**ASSIGNMENT**
Would you go through the records below and copy each line with the string "niños"?

**DATA TO EXAMINE**
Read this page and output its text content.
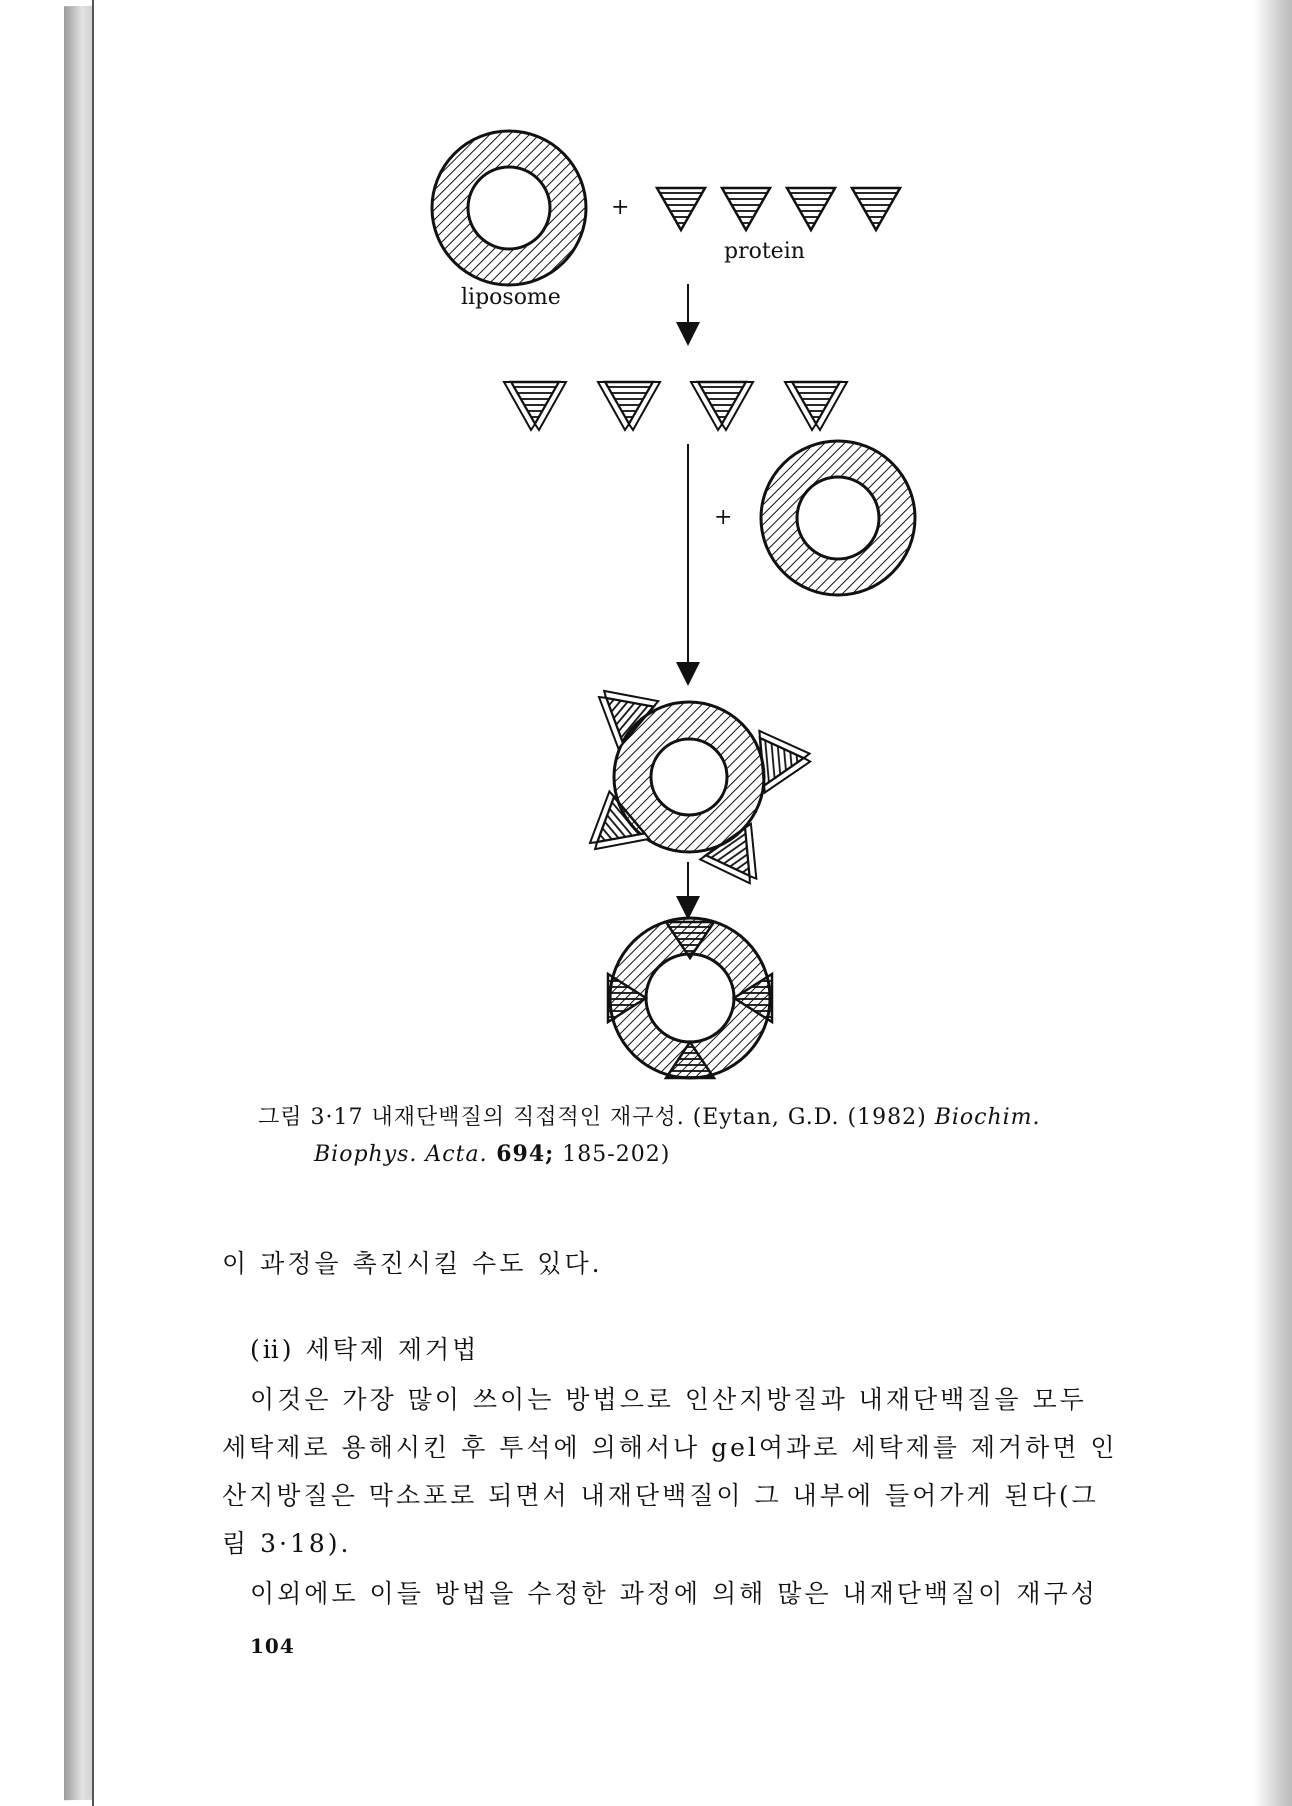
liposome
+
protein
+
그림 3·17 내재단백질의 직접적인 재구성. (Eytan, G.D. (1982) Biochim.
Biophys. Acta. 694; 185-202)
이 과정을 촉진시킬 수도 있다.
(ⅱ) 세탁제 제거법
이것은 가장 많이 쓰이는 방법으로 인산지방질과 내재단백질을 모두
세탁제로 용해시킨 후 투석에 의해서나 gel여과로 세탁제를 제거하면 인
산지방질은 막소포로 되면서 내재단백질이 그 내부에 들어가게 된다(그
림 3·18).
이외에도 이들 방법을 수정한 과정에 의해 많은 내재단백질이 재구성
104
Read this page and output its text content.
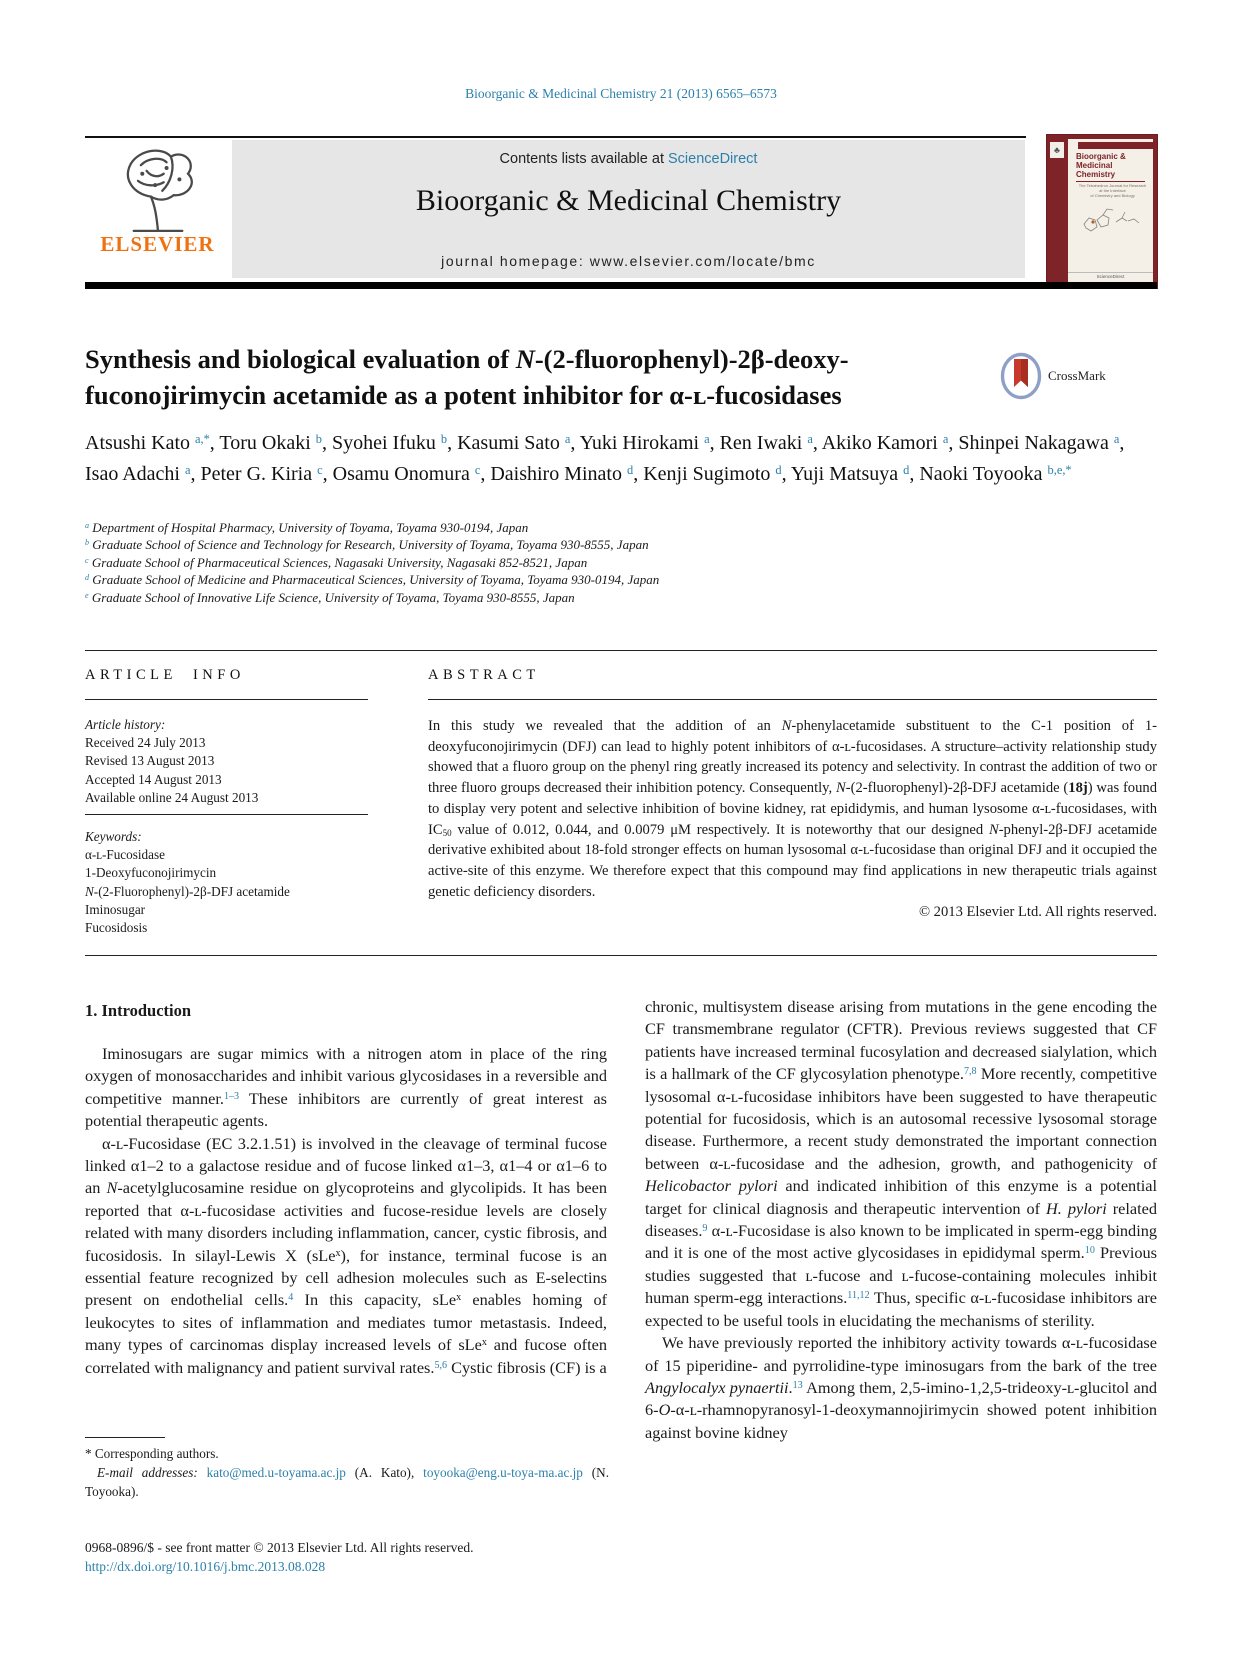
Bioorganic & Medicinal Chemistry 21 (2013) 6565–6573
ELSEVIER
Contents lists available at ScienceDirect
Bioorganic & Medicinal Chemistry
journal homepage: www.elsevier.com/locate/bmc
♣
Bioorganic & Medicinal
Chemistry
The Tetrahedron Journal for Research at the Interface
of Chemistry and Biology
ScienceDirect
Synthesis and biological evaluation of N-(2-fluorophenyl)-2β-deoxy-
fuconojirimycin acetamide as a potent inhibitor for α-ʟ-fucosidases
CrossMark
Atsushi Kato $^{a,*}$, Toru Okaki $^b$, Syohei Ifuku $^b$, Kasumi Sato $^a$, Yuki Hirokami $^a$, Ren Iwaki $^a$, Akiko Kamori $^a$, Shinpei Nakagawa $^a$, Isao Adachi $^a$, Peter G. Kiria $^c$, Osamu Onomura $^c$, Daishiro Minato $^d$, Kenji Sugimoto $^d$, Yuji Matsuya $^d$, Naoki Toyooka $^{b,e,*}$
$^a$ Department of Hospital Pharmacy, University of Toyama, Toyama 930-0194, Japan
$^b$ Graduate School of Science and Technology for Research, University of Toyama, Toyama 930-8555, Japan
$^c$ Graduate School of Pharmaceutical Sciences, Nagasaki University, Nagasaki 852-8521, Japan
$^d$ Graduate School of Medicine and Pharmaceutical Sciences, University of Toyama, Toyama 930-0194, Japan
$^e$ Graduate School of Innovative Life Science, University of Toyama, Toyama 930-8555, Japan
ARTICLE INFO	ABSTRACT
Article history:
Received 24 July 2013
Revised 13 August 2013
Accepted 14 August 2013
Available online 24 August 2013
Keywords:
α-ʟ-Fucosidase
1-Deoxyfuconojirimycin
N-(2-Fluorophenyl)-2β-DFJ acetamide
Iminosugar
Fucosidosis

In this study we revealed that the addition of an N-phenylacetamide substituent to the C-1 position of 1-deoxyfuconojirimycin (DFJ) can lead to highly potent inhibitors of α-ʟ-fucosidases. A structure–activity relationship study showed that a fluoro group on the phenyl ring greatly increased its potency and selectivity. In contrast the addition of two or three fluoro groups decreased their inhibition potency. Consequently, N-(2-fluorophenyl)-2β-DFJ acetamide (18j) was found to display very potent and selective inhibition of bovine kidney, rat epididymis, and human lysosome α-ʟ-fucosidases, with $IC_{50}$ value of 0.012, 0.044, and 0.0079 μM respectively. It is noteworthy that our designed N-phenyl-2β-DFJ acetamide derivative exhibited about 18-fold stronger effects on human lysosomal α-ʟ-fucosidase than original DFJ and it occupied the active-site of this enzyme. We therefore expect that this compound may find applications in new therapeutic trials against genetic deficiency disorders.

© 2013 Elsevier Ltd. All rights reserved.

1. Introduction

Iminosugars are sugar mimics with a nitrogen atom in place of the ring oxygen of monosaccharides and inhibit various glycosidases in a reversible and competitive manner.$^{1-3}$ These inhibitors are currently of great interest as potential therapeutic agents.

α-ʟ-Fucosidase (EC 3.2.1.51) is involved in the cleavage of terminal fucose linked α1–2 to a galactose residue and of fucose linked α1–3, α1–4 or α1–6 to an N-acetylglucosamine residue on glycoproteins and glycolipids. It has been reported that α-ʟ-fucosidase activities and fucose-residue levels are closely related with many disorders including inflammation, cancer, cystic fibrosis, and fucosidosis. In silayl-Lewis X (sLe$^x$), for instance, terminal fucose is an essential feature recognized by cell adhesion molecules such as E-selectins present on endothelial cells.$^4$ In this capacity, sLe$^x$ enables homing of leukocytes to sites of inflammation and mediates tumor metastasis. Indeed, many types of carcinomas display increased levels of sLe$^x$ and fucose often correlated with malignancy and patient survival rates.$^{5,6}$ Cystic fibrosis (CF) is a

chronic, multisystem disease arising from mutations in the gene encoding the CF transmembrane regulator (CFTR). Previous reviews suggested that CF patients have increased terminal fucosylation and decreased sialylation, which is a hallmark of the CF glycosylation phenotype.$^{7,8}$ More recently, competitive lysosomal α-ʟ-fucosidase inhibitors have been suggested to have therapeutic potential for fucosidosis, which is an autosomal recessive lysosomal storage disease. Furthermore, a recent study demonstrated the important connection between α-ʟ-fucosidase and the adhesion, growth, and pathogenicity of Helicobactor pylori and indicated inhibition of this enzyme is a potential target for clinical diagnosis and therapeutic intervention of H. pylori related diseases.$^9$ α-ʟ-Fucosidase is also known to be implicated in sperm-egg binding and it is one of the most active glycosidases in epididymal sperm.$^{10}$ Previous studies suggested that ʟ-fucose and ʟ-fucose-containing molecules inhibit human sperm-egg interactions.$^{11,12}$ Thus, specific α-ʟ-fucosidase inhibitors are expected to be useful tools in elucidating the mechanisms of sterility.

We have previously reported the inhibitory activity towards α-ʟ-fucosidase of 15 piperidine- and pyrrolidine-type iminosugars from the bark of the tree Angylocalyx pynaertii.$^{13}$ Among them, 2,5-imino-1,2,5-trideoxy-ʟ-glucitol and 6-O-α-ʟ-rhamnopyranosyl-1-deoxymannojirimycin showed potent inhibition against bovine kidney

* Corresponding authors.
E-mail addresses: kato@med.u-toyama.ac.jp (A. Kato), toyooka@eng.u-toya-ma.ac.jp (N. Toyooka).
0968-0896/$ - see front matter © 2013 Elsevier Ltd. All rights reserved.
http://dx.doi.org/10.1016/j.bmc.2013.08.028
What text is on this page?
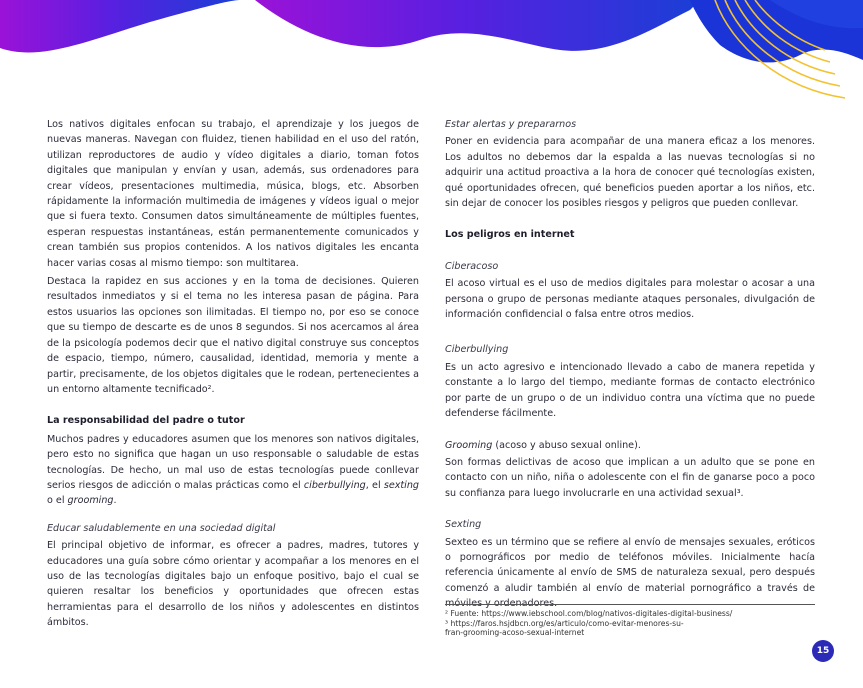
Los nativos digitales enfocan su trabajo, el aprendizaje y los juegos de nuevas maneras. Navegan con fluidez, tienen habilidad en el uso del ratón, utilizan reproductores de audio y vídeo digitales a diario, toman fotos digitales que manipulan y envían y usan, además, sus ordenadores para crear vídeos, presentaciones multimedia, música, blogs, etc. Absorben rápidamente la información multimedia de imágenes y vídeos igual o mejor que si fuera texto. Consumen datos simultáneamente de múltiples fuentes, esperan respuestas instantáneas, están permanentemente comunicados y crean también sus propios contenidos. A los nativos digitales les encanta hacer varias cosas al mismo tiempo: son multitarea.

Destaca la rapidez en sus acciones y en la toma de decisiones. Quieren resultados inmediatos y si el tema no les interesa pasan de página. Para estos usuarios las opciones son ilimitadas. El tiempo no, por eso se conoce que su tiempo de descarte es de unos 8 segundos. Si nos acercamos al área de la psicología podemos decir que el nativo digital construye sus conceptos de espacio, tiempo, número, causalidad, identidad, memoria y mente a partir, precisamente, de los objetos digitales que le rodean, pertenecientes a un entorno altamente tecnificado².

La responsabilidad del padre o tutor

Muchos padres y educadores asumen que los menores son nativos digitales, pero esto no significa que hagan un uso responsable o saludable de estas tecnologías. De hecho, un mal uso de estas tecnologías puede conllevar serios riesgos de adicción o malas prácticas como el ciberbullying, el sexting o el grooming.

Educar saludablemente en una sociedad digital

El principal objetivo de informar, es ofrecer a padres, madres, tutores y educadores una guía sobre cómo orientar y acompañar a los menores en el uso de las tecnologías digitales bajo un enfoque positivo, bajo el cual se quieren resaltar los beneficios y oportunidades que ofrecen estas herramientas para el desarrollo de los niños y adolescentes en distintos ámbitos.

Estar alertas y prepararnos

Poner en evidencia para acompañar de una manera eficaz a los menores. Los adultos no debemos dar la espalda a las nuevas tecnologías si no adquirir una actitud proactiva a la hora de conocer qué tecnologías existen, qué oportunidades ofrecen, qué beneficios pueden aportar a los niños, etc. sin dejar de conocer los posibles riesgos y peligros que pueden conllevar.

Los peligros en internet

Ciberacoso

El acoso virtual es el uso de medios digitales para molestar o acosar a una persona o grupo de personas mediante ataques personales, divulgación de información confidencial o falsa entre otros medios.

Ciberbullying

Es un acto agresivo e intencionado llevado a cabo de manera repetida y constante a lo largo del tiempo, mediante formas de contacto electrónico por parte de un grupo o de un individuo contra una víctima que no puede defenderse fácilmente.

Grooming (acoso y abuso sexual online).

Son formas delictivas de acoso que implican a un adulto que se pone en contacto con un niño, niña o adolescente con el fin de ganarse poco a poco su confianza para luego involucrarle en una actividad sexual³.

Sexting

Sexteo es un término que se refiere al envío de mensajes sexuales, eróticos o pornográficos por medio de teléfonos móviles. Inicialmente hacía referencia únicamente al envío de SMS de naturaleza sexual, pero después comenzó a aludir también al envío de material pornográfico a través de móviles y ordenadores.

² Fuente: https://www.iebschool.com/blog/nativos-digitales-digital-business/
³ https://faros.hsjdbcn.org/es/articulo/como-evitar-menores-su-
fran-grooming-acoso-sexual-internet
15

**RESPONSE BELOW**
El principal objetivo de informar, es ofrecer a padres, madres, tutores y educadores una guía sobre cómo orientar y acompañar a los menores en el uso de las tecnologías digitales bajo un enfoque positivo, bajo el cual se quieren resaltar los beneficios y oportunidades que ofrecen estas herramientas para el desarrollo de los niños y adolescentes en distintos ámbitos.
Poner en evidencia para acompañar de una manera eficaz a los menores. Los adultos no debemos dar la espalda a las nuevas tecnologías si no adquirir una actitud proactiva a la hora de conocer qué tecnologías existen, qué oportunidades ofrecen, qué beneficios pueden aportar a los niños, etc. sin dejar de conocer los posibles riesgos y peligros que pueden conllevar.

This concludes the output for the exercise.